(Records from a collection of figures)
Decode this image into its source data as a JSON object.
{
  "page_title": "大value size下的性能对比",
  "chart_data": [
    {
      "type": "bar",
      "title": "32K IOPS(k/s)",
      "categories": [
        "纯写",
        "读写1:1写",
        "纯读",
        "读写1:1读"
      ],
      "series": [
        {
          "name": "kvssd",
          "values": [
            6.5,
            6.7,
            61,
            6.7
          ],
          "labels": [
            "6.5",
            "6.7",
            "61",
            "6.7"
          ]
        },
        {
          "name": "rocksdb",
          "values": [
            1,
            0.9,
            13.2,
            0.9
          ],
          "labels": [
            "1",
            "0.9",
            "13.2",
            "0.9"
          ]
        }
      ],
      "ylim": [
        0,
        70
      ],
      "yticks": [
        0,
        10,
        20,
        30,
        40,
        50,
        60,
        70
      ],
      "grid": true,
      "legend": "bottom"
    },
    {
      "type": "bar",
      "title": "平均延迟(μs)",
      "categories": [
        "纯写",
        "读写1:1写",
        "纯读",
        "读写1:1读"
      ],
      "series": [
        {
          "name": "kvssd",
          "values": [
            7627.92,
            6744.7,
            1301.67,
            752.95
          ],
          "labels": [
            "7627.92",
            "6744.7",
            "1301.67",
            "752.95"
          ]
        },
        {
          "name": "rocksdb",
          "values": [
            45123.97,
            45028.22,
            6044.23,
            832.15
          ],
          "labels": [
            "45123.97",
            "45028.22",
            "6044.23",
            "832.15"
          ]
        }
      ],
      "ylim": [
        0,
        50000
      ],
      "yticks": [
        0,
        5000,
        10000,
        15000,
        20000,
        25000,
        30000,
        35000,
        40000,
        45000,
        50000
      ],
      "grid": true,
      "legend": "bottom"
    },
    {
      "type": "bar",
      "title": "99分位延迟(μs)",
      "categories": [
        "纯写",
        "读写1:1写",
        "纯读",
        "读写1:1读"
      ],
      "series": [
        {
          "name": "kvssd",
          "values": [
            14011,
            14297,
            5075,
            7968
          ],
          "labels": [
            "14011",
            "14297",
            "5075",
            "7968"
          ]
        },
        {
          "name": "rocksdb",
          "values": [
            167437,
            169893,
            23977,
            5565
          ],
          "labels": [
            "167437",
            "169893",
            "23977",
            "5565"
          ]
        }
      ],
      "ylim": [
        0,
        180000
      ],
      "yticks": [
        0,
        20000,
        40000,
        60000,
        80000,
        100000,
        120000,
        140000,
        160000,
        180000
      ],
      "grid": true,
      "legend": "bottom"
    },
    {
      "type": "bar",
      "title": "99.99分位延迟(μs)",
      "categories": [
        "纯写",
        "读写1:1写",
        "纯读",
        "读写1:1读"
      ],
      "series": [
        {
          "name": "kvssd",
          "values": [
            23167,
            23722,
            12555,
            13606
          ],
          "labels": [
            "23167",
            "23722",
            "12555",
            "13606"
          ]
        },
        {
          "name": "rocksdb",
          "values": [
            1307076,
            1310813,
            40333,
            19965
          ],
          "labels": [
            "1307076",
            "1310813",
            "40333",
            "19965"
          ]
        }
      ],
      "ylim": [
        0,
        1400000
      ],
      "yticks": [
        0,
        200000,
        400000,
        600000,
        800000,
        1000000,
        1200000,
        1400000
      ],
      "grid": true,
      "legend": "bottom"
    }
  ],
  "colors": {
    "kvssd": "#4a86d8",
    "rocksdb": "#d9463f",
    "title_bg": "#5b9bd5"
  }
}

__Set task__
Every record above should be copied exactly.

__Answer to the exercise__
Decode this image into its source data as a JSON object.
{
  "page_title": "大value size下的性能对比",
  "chart_data": [
    {
      "type": "bar",
      "title": "32K IOPS(k/s)",
      "categories": [
        "纯写",
        "读写1:1写",
        "纯读",
        "读写1:1读"
      ],
      "series": [
        {
          "name": "kvssd",
          "values": [
            6.5,
            6.7,
            61,
            6.7
          ],
          "labels": [
            "6.5",
            "6.7",
            "61",
            "6.7"
          ]
        },
        {
          "name": "rocksdb",
          "values": [
            1,
            0.9,
            13.2,
            0.9
          ],
          "labels": [
            "1",
            "0.9",
            "13.2",
            "0.9"
          ]
        }
      ],
      "ylim": [
        0,
        70
      ],
      "yticks": [
        0,
        10,
        20,
        30,
        40,
        50,
        60,
        70
      ],
      "grid": true,
      "legend": "bottom"
    },
    {
      "type": "bar",
      "title": "平均延迟(μs)",
      "categories": [
        "纯写",
        "读写1:1写",
        "纯读",
        "读写1:1读"
      ],
      "series": [
        {
          "name": "kvssd",
          "values": [
            7627.92,
            6744.7,
            1301.67,
            752.95
          ],
          "labels": [
            "7627.92",
            "6744.7",
            "1301.67",
            "752.95"
          ]
        },
        {
          "name": "rocksdb",
          "values": [
            45123.97,
            45028.22,
            6044.23,
            832.15
          ],
          "labels": [
            "45123.97",
            "45028.22",
            "6044.23",
            "832.15"
          ]
        }
      ],
      "ylim": [
        0,
        50000
      ],
      "yticks": [
        0,
        5000,
        10000,
        15000,
        20000,
        25000,
        30000,
        35000,
        40000,
        45000,
        50000
      ],
      "grid": true,
      "legend": "bottom"
    },
    {
      "type": "bar",
      "title": "99分位延迟(μs)",
      "categories": [
        "纯写",
        "读写1:1写",
        "纯读",
        "读写1:1读"
      ],
      "series": [
        {
          "name": "kvssd",
          "values": [
            14011,
            14297,
            5075,
            7968
          ],
          "labels": [
            "14011",
            "14297",
            "5075",
            "7968"
          ]
        },
        {
          "name": "rocksdb",
          "values": [
            167437,
            169893,
            23977,
            5565
          ],
          "labels": [
            "167437",
            "169893",
            "23977",
            "5565"
          ]
        }
      ],
      "ylim": [
        0,
        180000
      ],
      "yticks": [
        0,
        20000,
        40000,
        60000,
        80000,
        100000,
        120000,
        140000,
        160000,
        180000
      ],
      "grid": true,
      "legend": "bottom"
    },
    {
      "type": "bar",
      "title": "99.99分位延迟(μs)",
      "categories": [
        "纯写",
        "读写1:1写",
        "纯读",
        "读写1:1读"
      ],
      "series": [
        {
          "name": "kvssd",
          "values": [
            23167,
            23722,
            12555,
            13606
          ],
          "labels": [
            "23167",
            "23722",
            "12555",
            "13606"
          ]
        },
        {
          "name": "rocksdb",
          "values": [
            1307076,
            1310813,
            40333,
            19965
          ],
          "labels": [
            "1307076",
            "1310813",
            "40333",
            "19965"
          ]
        }
      ],
      "ylim": [
        0,
        1400000
      ],
      "yticks": [
        0,
        200000,
        400000,
        600000,
        800000,
        1000000,
        1200000,
        1400000
      ],
      "grid": true,
      "legend": "bottom"
    }
  ],
  "colors": {
    "kvssd": "#4a86d8",
    "rocksdb": "#d9463f",
    "title_bg": "#5b9bd5"
  }
}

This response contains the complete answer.